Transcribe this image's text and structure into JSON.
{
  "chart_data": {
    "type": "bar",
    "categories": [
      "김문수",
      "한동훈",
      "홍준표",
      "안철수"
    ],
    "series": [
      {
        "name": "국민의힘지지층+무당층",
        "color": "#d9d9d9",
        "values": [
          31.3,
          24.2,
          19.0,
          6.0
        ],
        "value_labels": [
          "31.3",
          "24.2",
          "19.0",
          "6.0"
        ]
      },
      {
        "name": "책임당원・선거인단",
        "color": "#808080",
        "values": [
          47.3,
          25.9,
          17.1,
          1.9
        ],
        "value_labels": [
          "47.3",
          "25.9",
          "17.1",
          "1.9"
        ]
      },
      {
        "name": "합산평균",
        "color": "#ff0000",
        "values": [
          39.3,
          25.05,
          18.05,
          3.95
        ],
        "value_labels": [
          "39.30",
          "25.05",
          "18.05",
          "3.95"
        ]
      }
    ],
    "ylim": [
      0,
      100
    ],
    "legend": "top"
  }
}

• • • • •

WORK REQUIRED: Repeat the whole listing exactly, keeping every line intact.

COMPLETE ANSWER:
Transcribe this image's text and structure into JSON.
{
  "chart_data": {
    "type": "bar",
    "categories": [
      "김문수",
      "한동훈",
      "홍준표",
      "안철수"
    ],
    "series": [
      {
        "name": "국민의힘지지층+무당층",
        "color": "#d9d9d9",
        "values": [
          31.3,
          24.2,
          19.0,
          6.0
        ],
        "value_labels": [
          "31.3",
          "24.2",
          "19.0",
          "6.0"
        ]
      },
      {
        "name": "책임당원・선거인단",
        "color": "#808080",
        "values": [
          47.3,
          25.9,
          17.1,
          1.9
        ],
        "value_labels": [
          "47.3",
          "25.9",
          "17.1",
          "1.9"
        ]
      },
      {
        "name": "합산평균",
        "color": "#ff0000",
        "values": [
          39.3,
          25.05,
          18.05,
          3.95
        ],
        "value_labels": [
          "39.30",
          "25.05",
          "18.05",
          "3.95"
        ]
      }
    ],
    "ylim": [
      0,
      100
    ],
    "legend": "top"
  }
}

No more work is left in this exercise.